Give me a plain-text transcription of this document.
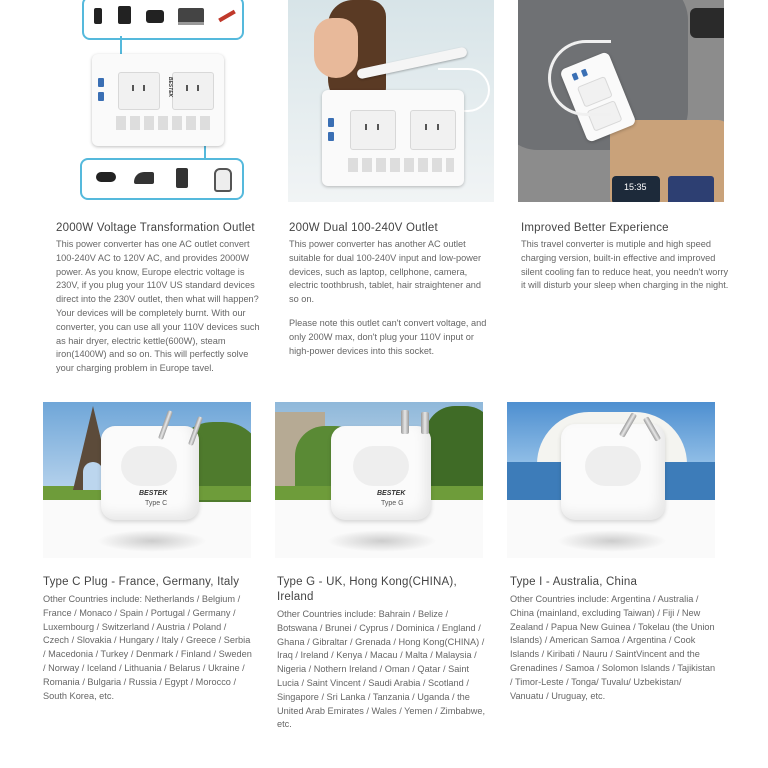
BESTEK
15:35
2000W Voltage Transformation Outlet
This power converter has one AC outlet convert 100-240V AC to 120V AC, and provides 2000W power. As you know, Europe electric voltage is 230V, if you plug your 110V US standard devices direct into the 230V outlet, then what will happen? Your devices will be completely burnt. With our converter, you can use all your 110V devices such as hair dryer, electric kettle(600W), steam iron(1400W) and so on. This will perfectly solve your charging problem in Europe tavel.
200W Dual 100-240V Outlet
This power converter has another AC outlet suitable for dual 100-240V input and low-power devices, such as laptop, cellphone, camera, electric toothbrush, tablet, hair straightener and so on.
Please note this outlet can't convert voltage, and only 200W max, don't plug your 110V input or high-power devices into this socket.
Improved Better Experience
This travel converter is mutiple and high speed charging version, built-in effective and improved silent cooling fan to reduce heat, you needn't worry it will disturb your sleep when charging in the night.
BESTEK
Type C
BESTEK
Type G
Type C Plug - France, Germany, Italy
Other Countries include: Netherlands / Belgium / France / Monaco / Spain / Portugal / Germany / Luxembourg / Switzerland / Austria / Poland / Czech / Slovakia / Hungary / Italy / Greece / Serbia / Macedonia / Turkey / Denmark / Finland / Sweden / Norway / Iceland / Lithuania / Belarus / Ukraine / Romania / Bulgaria / Russia / Egypt / Morocco / South Korea, etc.
Type G - UK, Hong Kong(CHINA), Ireland
Other Countries include: Bahrain / Belize / Botswana / Brunei / Cyprus / Dominica / England / Ghana / Gibraltar / Grenada / Hong Kong(CHINA) / Iraq / Ireland / Kenya / Macau / Malta / Malaysia / Nigeria / Nothern Ireland / Oman / Qatar / Saint Lucia / Saint Vincent / Saudi Arabia / Scotland / Singapore / Sri Lanka / Tanzania / Uganda / the United Arab Emirates / Wales / Yemen / Zimbabwe, etc.
Type I - Australia, China
Other Countries include: Argentina / Australia / China (mainland, excluding Taiwan) / Fiji / New Zealand / Papua New Guinea / Tokelau (the Union Islands) / American Samoa / Argentina / Cook Islands / Kiribati / Nauru / SaintVincent and the Grenadines / Samoa / Solomon Islands / Tajikistan / Timor-Leste / Tonga/ Tuvalu/ Uzbekistan/ Vanuatu / Uruguay, etc.
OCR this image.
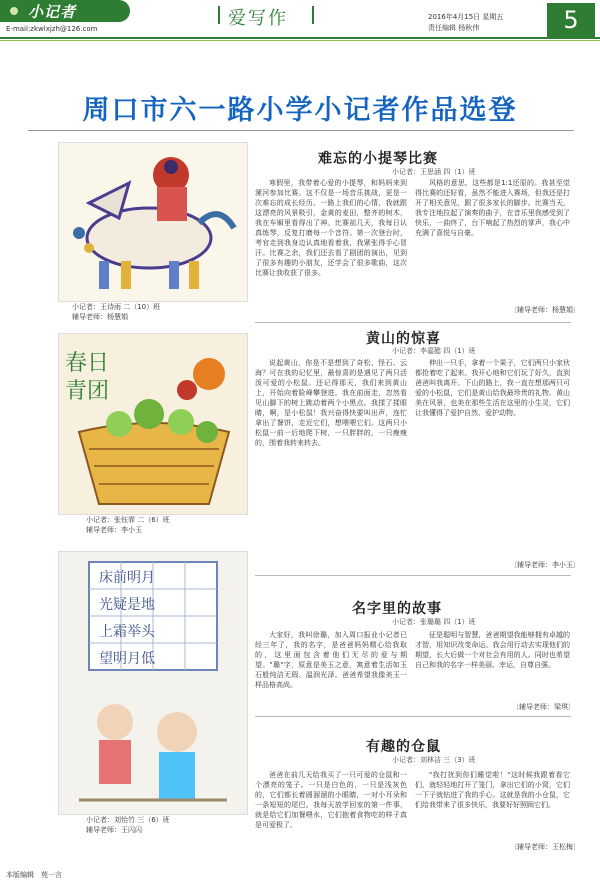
小记者
E-mail:zkwlxjzh@126.com	爱写作	2016年4月15日 星期五
责任编辑 杨秋伟	5
周口市六一路小学小记者作品选登
小记者：王诗雨 二（10）班
辅导老师：杨慧娟
春日
青团
小记者：张钰霏 二（6）班
辅导老师：李小玉
床前明月
光疑是地
上霜举头
望明月低
小记者：刘怡竹 三（6）班
辅导老师：王闪闪
难忘的小提琴比赛
小记者：王思涵 四（1）班
寒假里，我带着心爱的小提琴，和妈妈来到漯河参加比赛。这不仅是一场音乐挑战，更是一次难忘的成长经历。一路上我们的心情，我就跟这漂亮的风景吸引，金黄的麦田，整齐的树木，我在车厢里看得出了神。比赛前几天，我每日认真练琴，反复打磨每一个音符。第一次登台时，考官走到我身边认真地看着我，我紧张得手心冒汗。比赛之余，我们还去看了剧团的演出，见到了很多有趣的小朋友，还学会了很多歌曲，这次比赛让我收获了很多。
风格的意思，这些都是1:1还原的。我甚至觉得比赛的还好看，虽然不能进入赛场，但我还是打开了相关意见，跟了很多家长的脚步。比赛当天，我专注地拉起了演奏的曲子，在音乐里我感受到了快乐，一曲终了，台下响起了热烈的掌声，我心中充满了喜悦与自豪。
〔辅导老师：杨慧娟〕
黄山的惊喜
小记者：李嘉懿 四（1）班
说起黄山，你是不是想到了奇松、怪石、云海？可在我的记忆里，最惊喜的是遇见了两只活泼可爱的小松鼠。还记得那天，我们来到黄山上，开始向着险峰攀登进。我在前面走，忽然看见山脚下的树上跳动着两个小黑点。我揉了揉眼睛，啊，是小松鼠！我兴奋得快要叫出声，连忙拿出了餐饼，走近它们，想喂喂它们。这两只小松鼠一前一后地爬下树，一只胖胖的，一只瘦瘦的，围着我转来转去。
伸出一只手，拿着一个果子，它们两只小家伙都抢着吃了起来。我开心地和它们玩了好久，直到爸爸叫我离开。下山的路上，我一直在想那两只可爱的小松鼠，它们是黄山给我最珍贵的礼物。黄山美在风景，也美在那些生活在这里的小生灵，它们让我懂得了爱护自然、爱护动物。
〔辅导老师：李小玉〕
名字里的故事
小记者：张璐璐 四（1）班
大家好，我叫徐璐，加入周口报业小记者已经三年了，我的名字，是爸爸妈妈精心给我取的，这里面包含着他们无尽的爱与期望。"璐"字，原意是美玉之意，寓意着生活如玉石般纯洁无瑕、温润光泽。爸爸希望我像美玉一样品格高尚。
征是聪明与智慧，爸爸期望我能够拥有卓越的才智，用知识改变命运。我会用行动去实现他们的期望，长大后做一个对社会有用的人。同时也希望自己和我的名字一样美丽、幸运，自尊自强。
〔辅导老师：梁琪〕
有趣的仓鼠
小记者：刘林洁 三（3）班
爸爸在前几天给我买了一只可爱的仓鼠和一个漂亮的笼子。一只是白色的，一只是浅灰色的，它们都长着圆溜溜的小眼睛，一对小耳朵和一条短短的尾巴。我每天放学回家的第一件事，就是给它们加餐喂水，它们抱着食物吃的样子真是可爱极了。
"我打扰到你们睡觉啦！"这时候我跟着看它们，就轻轻地打开了笼门，拿出它们的小窝，它们一下子就钻进了我的手心。这就是我的小仓鼠，它们给我带来了很多快乐，我要好好照顾它们。
〔辅导老师：王松梅〕
本版编辑　苑一言
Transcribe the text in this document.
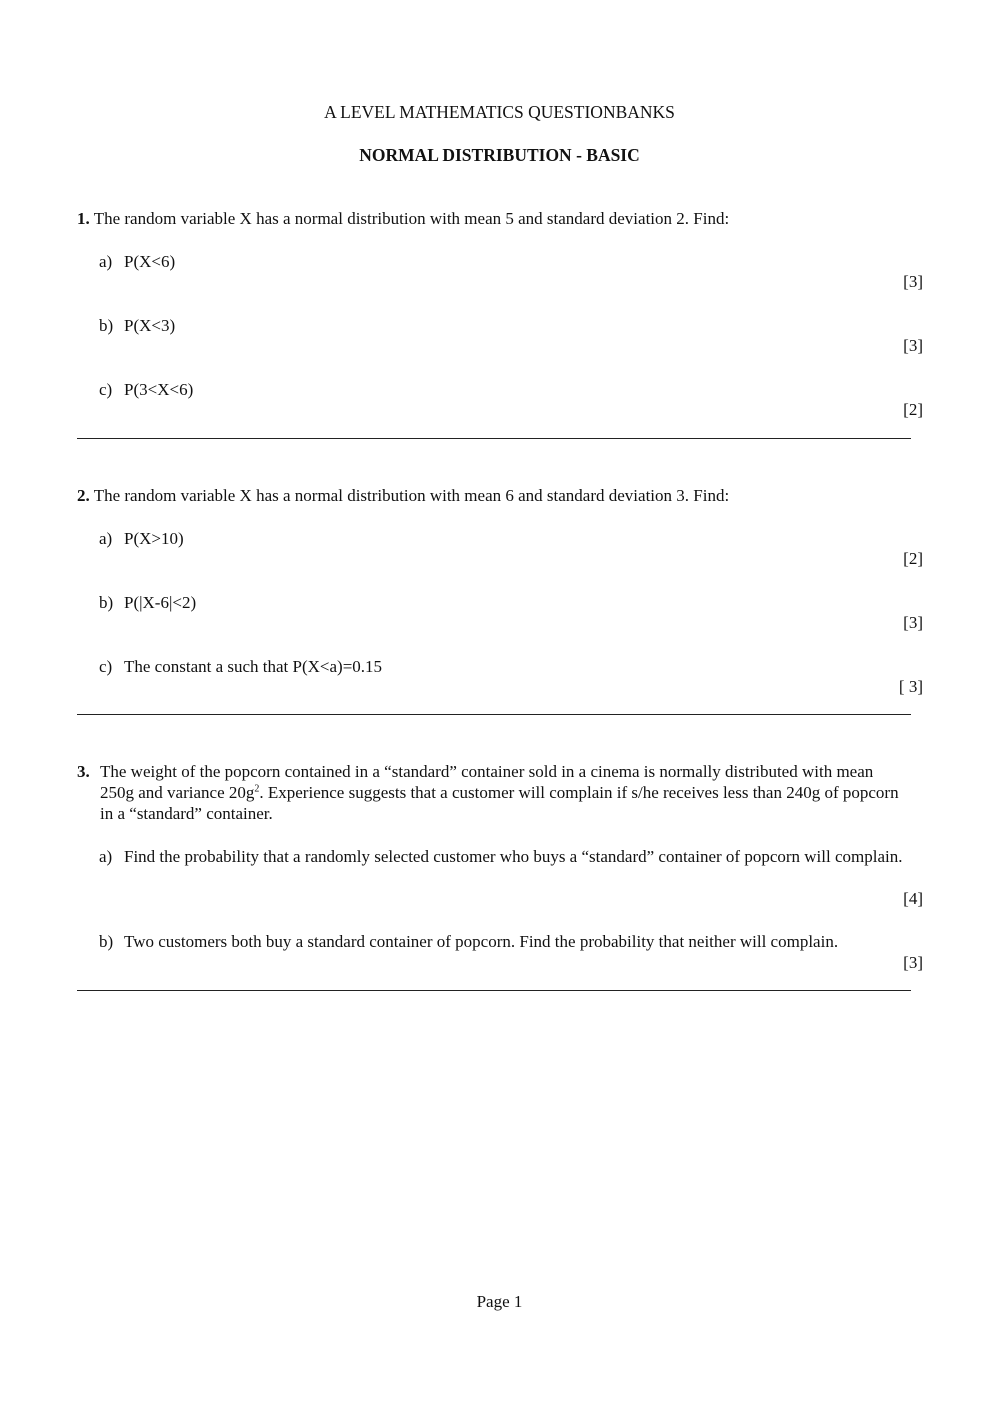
A LEVEL MATHEMATICS QUESTIONBANKS
NORMAL DISTRIBUTION - BASIC
1. The random variable X has a normal distribution with mean 5 and standard deviation 2. Find:
a) P(X<6)
[3]
b) P(X<3)
[3]
c) P(3<X<6)
[2]
2. The random variable X has a normal distribution with mean 6 and standard deviation 3. Find:
a) P(X>10)
[2]
b) P(|X-6|<2)
[3]
c) The constant a such that P(X<a)=0.15
[ 3]
3. The weight of the popcorn contained in a “standard” container sold in a cinema is normally distributed with mean 250g and variance $20g^2$. Experience suggests that a customer will complain if s/he receives less than 240g of popcorn in a “standard” container.
a) Find the probability that a randomly selected customer who buys a “standard” container of popcorn will complain.
[4]
b) Two customers both buy a standard container of popcorn. Find the probability that neither will complain.
[3]
Page 1
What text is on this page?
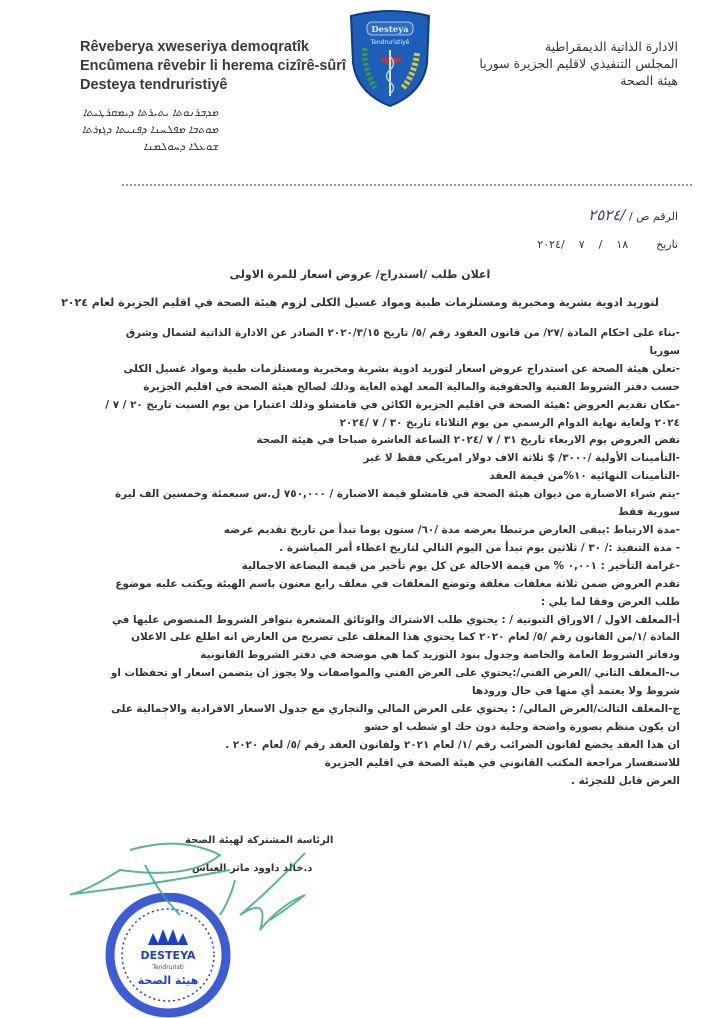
Rêveberya xweseriya demoqratîk
Encûmena rêvebir li herema cizîrê-sûrî
Desteya tendruristiyê
ܡܕܒܪܢܘܬܐ ܝܬܝܪܬܐ ܕܝܡܩܪܛܝܬܐ
ܡܘܬܒܐ ܡܦܠܚܢܐ ܕܦܢܝܬܐ ܕܓܙܪܬܐ
ܫܘܥܠܐ ܕܚܘܠܡܢܐ
Desteya
Tendruristiyê	الادارة الذاتية الديمقراطية
المجلس التنفيذي لاقليم الجزيرة سوريا
هيئة الصحة
الرقم ص / /٢٥٢٤
تاريخ        ١٨    /    ٧    /٢٠٢٤
اعلان طلب /استدراج/ عروض اسعار للمرة الاولى
لتوريد ادوية بشرية ومخبرية ومستلزمات طبية ومواد غسيل الكلى لزوم هيئة الصحة في اقليم الجزيرة لعام ٢٠٢٤

-بناء على احكام المادة /٢٧/ من قانون العقود رقم /٥/ تاريخ ٢٠٢٠/٣/١٥ الصادر عن الادارة الذاتية لشمال وشرق سوريا

-تعلن هيئة الصحة عن استدراج عروض اسعار لتوريد ادوية بشرية ومخبرية ومستلزمات طبية ومواد غسيل الكلى حسب دفتر الشروط الفنية والحقوقية والمالية المعد لهذه الغاية وذلك لصالح هيئة الصحة في اقليم الجزيرة

-مكان تقديم العروض :هيئة الصحة في اقليم الجزيرة الكائن في قامشلو وذلك اعتبارا من يوم السبت تاريخ ٢٠ / ٧ /٢٠٢٤ ولغاية نهاية الدوام الرسمي من يوم الثلاثاء تاريخ ٣٠ / ٧ /٢٠٢٤

تفض العروض يوم الاربعاء تاريخ ٣١ / ٧ /٢٠٢٤ الساعة العاشرة صباحا في هيئة الصحة

-التأمينات الأولية /٣٠٠٠/ $ ثلاثة الاف دولار امريكي فقط لا غير

-التأمينات النهائية ١٠%من قيمة العقد

-يتم شراء الاضبارة من ديوان هيئة الصحة في قامشلو قيمة الاضبارة / ٧٥٠,٠٠٠ ل.س سبعمئة وخمسين الف ليرة سورية فقط

-مدة الارتباط :يبقى العارض مرتبطا بعرضه مدة /٦٠/ ستون يوما تبدأ من تاريخ تقديم عرضه

- مدة التنفيذ :/ ٣٠ / ثلاثين يوم تبدأ من اليوم التالي لتاريخ اعطاء أمر المباشرة .

-غرامة التأخير : ٠,٠٠١ % من قيمة الاحالة عن كل يوم تأخير من قيمة البضاعة الاجمالية

تقدم العروض ضمن ثلاثة مغلفات مغلقة وتوضع المغلفات في مغلف رابع معنون باسم الهيئة ويكتب عليه موضوع طلب العرض وفقا لما يلي :

أ-المغلف الاول / الاوراق الثبوتية / : يحتوي طلب الاشتراك والوثائق المشعرة بتوافر الشروط المنصوص عليها في المادة /١/من القانون رقم /٥/ لعام ٢٠٢٠ كما يحتوي هذا المغلف على تصريح من العارض انه اطلع على الاعلان ودفاتر الشروط العامة والخاصة وجدول بنود التوريد كما هي موضحة في دفتر الشروط القانونية

ب-المغلف الثاني /العرض الفني/:يحتوي على العرض الفني والمواصفات ولا يجوز ان يتضمن اسعار او تحفظات او شروط ولا يعتمد أي منها في حال ورودها

ج-المغلف الثالث/العرض المالي/ : يحتوي على العرض المالي والتجاري مع جدول الاسعار الافرادية والاجمالية على ان يكون منظم بصورة واضحة وجلية دون حك او شطب او حشو

ان هذا العقد يخضع لقانون الضرائب رقم /١/ لعام ٢٠٢١ ولقانون العقد رقم /٥/ لعام ٢٠٢٠ .

للاستفسار مراجعة المكتب القانوني في هيئة الصحة في اقليم الجزيرة

العرض قابل للتجزئة .

الرئاسة المشتركة لهيئة الصحة
د.خالد داوود ماثر العباس
DESTEYA
Tendruristi
هيئة الصحة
────
> [What you should do]
Copy and report every line where the word "document" is present.

> [The output]
Give me a plain-text transcription of this document.
Transcribe the text in this document.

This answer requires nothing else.